● **Extracted material**:
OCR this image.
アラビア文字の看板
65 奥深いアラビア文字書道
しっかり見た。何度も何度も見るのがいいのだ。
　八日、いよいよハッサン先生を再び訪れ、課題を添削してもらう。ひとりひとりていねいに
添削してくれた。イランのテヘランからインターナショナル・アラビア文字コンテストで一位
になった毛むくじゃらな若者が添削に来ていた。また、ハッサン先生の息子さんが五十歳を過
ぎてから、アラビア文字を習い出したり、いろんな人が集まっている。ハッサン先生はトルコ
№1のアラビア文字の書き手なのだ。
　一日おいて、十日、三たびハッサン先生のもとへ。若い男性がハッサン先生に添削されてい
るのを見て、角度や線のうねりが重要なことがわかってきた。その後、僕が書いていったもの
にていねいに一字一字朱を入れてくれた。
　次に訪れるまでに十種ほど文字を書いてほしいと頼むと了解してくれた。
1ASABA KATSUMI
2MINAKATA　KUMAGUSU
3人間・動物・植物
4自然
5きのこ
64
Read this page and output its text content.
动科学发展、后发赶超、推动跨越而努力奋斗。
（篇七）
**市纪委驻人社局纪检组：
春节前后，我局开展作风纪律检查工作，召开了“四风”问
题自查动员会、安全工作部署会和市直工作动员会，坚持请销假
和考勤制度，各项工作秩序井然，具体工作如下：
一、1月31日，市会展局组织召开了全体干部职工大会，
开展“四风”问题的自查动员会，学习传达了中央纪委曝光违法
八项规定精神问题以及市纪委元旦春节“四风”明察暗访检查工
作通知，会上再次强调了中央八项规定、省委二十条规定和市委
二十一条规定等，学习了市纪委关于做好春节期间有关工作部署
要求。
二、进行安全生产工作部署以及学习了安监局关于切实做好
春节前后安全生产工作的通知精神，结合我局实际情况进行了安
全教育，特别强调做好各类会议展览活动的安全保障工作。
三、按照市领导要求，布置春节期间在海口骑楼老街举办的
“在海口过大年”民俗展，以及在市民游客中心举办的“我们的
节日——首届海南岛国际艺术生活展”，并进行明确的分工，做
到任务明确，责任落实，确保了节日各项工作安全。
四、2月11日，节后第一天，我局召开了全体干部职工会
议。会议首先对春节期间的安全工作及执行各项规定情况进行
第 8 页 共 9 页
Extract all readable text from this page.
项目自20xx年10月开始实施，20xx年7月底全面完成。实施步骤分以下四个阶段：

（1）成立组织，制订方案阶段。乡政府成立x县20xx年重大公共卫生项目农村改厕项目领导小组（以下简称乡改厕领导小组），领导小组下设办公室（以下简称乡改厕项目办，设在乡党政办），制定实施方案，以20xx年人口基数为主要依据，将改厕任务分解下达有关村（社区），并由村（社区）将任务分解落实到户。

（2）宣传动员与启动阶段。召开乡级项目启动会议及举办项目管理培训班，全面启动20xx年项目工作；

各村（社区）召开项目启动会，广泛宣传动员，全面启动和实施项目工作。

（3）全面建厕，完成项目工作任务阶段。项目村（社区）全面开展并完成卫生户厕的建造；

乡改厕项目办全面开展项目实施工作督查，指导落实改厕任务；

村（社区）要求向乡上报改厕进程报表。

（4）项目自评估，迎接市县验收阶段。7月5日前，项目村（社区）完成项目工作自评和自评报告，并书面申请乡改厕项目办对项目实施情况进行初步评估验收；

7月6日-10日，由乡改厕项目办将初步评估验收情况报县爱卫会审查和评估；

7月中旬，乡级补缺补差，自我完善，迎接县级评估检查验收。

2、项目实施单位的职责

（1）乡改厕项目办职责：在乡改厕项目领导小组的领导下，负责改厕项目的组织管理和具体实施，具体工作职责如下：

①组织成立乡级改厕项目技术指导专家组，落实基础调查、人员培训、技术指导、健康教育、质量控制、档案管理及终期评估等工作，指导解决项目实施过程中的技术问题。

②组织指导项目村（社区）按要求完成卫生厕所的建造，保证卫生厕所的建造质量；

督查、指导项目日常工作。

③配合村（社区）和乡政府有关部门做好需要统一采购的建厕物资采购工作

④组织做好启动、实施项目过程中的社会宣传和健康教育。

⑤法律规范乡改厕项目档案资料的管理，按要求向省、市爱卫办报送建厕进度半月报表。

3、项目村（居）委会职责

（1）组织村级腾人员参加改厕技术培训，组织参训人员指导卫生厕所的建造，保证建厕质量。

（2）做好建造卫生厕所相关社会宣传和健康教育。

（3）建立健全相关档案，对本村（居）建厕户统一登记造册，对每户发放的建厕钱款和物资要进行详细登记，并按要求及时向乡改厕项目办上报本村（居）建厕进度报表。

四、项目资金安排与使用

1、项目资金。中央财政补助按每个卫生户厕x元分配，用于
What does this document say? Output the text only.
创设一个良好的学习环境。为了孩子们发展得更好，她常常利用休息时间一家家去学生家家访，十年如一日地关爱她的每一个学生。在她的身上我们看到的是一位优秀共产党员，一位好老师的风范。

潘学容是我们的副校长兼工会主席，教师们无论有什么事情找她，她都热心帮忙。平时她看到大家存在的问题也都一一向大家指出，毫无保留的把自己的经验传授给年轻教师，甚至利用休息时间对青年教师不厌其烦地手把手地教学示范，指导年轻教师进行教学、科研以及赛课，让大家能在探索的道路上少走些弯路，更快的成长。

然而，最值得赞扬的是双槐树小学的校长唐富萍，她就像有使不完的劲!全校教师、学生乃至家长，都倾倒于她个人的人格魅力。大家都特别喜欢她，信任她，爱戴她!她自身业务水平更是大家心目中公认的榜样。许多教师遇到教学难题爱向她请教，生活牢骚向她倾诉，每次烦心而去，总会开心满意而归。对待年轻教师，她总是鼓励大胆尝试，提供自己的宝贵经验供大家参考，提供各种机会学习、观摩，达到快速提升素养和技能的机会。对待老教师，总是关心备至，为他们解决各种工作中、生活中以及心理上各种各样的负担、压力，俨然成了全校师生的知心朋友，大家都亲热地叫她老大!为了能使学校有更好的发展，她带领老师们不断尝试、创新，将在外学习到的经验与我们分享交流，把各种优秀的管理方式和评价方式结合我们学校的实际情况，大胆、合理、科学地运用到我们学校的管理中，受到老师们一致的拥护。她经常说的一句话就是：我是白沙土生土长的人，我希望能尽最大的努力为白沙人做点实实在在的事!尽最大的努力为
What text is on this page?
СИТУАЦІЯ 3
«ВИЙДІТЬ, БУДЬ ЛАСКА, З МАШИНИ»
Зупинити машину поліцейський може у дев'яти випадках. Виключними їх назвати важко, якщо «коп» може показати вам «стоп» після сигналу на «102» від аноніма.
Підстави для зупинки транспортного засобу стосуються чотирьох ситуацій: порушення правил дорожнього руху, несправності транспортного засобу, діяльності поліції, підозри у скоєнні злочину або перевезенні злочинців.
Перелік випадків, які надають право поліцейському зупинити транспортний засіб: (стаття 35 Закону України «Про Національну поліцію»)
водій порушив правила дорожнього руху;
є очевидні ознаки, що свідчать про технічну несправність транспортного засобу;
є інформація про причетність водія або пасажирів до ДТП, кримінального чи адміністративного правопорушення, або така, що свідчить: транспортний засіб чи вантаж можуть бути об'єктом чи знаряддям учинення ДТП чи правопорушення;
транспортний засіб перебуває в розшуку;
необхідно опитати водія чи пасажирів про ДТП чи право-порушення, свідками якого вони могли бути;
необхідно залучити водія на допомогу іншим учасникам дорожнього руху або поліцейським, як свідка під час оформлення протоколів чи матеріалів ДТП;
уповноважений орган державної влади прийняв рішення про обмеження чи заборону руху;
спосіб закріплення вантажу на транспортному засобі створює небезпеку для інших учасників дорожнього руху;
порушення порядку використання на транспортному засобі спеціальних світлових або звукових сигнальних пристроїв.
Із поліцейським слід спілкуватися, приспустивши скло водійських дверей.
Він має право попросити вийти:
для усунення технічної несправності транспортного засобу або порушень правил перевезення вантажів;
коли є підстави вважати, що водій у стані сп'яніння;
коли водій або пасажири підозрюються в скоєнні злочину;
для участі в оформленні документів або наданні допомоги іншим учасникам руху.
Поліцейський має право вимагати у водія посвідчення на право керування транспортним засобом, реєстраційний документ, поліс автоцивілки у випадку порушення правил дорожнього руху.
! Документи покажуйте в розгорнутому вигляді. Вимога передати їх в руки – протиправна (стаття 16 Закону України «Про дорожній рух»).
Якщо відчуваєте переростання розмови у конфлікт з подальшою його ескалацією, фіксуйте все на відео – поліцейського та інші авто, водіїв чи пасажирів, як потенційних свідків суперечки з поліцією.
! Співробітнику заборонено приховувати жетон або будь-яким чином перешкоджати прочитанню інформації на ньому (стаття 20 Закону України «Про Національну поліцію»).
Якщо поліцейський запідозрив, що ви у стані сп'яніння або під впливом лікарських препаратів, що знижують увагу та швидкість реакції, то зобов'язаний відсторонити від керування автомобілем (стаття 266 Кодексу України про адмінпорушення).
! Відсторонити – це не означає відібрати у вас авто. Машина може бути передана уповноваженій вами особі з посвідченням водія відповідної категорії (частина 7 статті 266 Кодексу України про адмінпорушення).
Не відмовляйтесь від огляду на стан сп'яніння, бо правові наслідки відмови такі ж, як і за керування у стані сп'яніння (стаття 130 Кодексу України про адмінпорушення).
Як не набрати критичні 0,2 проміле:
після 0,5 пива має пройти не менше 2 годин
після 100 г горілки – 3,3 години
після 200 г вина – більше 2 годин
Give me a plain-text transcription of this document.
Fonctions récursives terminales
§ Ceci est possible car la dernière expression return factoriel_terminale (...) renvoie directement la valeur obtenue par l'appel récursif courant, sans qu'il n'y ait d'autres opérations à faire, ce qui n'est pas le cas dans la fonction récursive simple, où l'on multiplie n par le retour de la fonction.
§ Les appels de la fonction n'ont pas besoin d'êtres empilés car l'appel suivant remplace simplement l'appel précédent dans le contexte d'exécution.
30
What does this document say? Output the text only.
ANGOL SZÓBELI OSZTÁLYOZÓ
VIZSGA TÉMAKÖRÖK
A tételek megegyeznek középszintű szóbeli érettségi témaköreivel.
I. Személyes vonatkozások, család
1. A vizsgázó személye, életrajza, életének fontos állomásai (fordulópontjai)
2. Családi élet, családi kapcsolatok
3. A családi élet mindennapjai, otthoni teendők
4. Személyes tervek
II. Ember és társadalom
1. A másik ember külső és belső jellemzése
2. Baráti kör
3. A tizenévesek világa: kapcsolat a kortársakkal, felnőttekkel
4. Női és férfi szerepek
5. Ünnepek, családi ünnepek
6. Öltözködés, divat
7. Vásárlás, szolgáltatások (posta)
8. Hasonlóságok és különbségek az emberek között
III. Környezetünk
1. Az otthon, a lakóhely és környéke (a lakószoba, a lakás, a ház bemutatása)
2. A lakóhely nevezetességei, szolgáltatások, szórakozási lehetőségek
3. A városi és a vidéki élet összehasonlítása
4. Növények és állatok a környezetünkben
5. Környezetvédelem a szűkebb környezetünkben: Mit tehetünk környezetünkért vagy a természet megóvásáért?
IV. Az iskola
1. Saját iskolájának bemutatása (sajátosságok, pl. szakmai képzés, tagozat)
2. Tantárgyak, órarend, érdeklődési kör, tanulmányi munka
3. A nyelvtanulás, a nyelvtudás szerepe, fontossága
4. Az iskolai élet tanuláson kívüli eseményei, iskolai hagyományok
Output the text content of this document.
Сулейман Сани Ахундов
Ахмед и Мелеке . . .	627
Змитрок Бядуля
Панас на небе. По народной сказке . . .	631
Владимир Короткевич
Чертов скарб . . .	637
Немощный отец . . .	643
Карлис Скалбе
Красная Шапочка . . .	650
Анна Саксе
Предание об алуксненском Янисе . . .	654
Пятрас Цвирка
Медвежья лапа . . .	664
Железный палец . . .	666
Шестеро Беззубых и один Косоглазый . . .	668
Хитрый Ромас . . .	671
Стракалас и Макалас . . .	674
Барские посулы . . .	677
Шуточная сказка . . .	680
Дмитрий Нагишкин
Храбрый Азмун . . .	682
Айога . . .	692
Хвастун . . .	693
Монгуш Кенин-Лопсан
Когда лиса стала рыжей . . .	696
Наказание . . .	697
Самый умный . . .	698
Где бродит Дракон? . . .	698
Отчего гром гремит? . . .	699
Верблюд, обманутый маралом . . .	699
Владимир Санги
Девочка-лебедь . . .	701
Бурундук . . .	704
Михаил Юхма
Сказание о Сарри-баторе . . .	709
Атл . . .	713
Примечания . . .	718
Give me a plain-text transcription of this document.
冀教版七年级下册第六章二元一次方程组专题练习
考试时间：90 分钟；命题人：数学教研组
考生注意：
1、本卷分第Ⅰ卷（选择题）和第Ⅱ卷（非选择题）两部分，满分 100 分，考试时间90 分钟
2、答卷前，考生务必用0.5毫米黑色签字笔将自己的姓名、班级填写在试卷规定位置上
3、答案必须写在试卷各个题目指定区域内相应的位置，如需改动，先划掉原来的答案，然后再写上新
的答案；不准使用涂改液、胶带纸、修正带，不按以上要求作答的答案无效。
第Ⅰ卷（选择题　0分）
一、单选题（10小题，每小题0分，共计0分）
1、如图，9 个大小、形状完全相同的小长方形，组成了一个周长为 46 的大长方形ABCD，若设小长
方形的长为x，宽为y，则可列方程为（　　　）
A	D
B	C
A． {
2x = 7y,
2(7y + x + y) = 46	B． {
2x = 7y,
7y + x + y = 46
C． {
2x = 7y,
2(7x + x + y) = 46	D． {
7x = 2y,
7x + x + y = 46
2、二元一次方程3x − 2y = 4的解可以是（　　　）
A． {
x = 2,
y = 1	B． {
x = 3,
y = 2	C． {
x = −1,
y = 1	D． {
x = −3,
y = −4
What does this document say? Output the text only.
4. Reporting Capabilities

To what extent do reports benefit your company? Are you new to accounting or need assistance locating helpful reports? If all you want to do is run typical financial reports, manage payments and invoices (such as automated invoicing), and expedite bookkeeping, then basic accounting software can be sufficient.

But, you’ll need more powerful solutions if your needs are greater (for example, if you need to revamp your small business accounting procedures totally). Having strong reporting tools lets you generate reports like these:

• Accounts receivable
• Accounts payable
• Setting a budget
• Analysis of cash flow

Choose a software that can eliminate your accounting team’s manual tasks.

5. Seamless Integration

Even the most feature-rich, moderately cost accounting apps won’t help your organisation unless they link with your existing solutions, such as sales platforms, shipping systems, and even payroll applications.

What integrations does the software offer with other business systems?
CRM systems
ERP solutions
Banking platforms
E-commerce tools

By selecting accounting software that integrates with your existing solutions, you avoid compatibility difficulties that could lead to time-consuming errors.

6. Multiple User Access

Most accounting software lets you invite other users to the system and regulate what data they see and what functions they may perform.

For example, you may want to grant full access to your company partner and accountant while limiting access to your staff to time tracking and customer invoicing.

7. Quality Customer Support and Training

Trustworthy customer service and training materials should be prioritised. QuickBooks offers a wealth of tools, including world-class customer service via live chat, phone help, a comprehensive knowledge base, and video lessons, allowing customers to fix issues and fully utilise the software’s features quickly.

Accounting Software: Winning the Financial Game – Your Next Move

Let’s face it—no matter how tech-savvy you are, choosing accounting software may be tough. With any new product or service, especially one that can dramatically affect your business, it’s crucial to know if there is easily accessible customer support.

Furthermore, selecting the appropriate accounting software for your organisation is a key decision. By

● **What to work on**: How many lines in these records hold the string "reports"? Reply with the number alone.

● **Exercise result**: 2